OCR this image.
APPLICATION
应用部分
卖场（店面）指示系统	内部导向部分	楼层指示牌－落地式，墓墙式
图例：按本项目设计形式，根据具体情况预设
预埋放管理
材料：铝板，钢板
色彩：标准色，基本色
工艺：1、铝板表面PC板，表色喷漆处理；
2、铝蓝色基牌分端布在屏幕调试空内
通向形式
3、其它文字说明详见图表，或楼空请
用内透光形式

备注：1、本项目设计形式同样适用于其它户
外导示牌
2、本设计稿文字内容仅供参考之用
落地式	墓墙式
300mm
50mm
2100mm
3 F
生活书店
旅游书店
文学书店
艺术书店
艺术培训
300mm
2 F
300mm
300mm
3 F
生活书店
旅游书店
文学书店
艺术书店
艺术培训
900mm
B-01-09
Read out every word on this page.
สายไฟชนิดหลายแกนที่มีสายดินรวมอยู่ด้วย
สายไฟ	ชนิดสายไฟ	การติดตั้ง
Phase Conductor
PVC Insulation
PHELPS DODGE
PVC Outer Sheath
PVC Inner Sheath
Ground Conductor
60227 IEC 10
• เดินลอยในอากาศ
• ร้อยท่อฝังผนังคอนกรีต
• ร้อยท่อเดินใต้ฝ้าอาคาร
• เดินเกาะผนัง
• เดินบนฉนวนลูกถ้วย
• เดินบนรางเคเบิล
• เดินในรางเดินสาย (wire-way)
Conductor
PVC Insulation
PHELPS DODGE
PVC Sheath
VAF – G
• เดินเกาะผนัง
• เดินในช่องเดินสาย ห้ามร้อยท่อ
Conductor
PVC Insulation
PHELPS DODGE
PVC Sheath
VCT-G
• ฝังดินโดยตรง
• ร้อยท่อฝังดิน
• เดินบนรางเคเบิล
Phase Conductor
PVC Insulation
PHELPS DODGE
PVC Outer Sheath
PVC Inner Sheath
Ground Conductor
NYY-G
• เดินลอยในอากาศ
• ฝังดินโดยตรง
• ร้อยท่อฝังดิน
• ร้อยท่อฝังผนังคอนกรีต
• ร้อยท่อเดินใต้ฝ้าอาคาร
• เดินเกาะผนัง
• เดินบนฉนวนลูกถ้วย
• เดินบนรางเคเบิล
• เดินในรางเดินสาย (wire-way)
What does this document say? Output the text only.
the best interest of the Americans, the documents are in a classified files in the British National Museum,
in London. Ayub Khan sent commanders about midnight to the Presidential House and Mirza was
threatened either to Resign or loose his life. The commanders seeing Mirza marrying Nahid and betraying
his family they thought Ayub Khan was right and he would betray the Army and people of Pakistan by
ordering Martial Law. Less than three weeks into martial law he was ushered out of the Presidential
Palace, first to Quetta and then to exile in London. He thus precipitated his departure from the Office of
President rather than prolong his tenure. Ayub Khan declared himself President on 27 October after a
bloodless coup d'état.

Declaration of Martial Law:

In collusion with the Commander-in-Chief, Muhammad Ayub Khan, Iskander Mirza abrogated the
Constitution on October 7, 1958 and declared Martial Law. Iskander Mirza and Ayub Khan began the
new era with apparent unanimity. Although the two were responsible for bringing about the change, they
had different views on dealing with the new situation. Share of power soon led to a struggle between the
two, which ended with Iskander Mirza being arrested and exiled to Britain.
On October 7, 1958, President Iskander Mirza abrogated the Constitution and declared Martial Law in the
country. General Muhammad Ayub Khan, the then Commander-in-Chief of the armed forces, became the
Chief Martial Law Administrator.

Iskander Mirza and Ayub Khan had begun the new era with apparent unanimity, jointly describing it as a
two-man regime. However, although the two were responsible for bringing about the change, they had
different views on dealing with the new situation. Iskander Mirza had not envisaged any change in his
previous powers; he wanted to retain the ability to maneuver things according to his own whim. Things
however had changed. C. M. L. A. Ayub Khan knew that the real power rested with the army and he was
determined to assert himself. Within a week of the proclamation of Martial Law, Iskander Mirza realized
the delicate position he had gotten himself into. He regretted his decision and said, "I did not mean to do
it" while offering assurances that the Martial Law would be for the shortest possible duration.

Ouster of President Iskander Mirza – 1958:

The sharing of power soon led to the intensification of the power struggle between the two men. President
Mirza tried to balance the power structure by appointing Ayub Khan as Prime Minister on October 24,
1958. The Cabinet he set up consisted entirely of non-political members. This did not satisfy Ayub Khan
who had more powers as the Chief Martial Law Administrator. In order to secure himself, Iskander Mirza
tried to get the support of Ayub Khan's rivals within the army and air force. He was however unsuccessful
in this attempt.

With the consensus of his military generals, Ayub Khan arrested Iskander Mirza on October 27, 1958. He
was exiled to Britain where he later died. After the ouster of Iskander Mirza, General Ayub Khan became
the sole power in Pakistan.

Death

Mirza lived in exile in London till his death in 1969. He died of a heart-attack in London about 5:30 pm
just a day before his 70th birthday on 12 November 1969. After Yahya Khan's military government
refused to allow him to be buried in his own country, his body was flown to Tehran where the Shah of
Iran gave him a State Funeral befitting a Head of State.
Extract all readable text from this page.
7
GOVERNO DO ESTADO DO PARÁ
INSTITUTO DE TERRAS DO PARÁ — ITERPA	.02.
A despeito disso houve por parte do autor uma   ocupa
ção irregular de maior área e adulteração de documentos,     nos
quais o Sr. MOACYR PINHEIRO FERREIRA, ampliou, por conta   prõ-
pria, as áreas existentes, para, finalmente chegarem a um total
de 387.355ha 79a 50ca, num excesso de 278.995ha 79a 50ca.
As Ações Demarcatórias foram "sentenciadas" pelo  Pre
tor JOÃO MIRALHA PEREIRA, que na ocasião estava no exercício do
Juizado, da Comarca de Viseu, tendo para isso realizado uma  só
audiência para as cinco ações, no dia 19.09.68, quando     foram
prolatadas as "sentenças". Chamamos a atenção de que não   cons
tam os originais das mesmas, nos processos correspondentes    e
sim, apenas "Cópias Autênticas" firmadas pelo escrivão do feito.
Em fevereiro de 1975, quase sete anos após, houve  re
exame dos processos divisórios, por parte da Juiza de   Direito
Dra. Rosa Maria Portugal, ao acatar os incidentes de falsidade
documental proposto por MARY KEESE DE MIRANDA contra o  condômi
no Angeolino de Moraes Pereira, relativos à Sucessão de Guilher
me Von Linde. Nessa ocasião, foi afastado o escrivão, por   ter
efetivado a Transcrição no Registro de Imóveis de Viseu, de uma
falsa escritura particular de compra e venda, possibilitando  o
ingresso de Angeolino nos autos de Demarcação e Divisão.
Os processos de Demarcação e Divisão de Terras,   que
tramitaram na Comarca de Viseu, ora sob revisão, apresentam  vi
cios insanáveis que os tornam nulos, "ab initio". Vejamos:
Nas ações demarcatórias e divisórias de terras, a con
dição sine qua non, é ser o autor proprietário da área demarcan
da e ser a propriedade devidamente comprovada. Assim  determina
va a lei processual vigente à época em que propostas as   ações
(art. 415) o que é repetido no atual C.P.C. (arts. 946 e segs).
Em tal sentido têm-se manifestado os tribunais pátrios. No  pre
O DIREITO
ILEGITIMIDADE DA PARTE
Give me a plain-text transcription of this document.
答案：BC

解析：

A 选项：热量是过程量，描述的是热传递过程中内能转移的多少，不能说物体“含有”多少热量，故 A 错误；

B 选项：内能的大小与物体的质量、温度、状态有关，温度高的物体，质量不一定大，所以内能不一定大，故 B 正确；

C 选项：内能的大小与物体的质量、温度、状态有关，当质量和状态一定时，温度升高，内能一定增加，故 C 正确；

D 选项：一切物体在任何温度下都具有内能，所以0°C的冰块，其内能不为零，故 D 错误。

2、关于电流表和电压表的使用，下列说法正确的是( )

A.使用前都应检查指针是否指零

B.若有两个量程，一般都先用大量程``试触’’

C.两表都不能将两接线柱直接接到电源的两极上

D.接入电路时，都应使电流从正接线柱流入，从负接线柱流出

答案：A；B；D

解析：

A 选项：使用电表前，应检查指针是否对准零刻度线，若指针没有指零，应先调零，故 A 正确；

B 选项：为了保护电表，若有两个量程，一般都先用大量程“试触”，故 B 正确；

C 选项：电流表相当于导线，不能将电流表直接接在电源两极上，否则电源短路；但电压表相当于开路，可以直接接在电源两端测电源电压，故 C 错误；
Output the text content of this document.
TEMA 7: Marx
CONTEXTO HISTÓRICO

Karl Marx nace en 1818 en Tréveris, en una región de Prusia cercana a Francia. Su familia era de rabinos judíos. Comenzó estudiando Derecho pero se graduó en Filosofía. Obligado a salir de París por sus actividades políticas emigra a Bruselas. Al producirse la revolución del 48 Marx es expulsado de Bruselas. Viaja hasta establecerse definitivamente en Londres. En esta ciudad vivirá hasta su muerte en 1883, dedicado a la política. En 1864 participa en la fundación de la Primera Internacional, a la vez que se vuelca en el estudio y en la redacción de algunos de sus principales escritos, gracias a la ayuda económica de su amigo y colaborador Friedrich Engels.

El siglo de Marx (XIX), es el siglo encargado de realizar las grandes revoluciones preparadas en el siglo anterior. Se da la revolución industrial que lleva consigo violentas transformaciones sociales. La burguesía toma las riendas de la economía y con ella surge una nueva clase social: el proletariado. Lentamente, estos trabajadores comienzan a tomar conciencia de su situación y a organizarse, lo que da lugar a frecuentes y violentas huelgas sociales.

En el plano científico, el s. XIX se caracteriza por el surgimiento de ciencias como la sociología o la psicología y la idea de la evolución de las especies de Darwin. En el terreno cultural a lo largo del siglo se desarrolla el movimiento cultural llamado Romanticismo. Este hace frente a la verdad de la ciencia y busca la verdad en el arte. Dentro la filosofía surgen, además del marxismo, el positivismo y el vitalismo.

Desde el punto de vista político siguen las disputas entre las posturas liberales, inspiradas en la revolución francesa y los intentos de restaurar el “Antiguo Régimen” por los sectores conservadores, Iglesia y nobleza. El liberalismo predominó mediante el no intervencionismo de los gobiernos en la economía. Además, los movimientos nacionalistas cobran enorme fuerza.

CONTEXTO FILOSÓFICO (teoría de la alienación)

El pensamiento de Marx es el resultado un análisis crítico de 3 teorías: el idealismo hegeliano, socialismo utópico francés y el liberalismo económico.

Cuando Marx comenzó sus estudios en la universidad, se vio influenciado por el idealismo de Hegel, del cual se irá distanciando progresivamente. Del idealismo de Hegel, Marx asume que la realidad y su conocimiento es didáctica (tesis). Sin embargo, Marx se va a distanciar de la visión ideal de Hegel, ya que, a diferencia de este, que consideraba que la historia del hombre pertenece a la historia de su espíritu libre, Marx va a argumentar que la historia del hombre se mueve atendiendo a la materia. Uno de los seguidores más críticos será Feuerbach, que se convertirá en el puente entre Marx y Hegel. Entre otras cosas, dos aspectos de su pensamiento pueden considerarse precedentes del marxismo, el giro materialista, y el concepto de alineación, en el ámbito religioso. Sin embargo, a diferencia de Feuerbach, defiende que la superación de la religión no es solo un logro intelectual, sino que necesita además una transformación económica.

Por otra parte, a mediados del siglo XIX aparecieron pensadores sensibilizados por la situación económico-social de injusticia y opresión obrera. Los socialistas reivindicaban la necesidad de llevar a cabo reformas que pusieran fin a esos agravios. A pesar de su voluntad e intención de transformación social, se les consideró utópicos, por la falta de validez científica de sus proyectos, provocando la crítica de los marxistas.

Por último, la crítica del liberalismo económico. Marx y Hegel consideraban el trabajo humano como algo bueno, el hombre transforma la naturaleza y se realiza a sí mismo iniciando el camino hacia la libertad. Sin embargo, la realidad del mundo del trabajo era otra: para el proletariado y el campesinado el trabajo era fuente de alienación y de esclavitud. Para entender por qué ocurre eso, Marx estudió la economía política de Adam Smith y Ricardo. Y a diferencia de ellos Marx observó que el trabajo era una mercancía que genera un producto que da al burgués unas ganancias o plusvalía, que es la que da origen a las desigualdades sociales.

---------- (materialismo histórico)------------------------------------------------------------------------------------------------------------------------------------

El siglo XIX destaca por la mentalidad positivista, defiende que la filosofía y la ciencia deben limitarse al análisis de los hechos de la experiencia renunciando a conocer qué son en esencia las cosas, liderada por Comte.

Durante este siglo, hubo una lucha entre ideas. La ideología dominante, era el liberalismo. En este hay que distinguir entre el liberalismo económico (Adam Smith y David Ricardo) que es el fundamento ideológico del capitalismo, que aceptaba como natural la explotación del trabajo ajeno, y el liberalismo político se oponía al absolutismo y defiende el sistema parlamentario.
• • •
Stated problem:
Report only how many lines of the listing hold the word "autor".

Written response:
2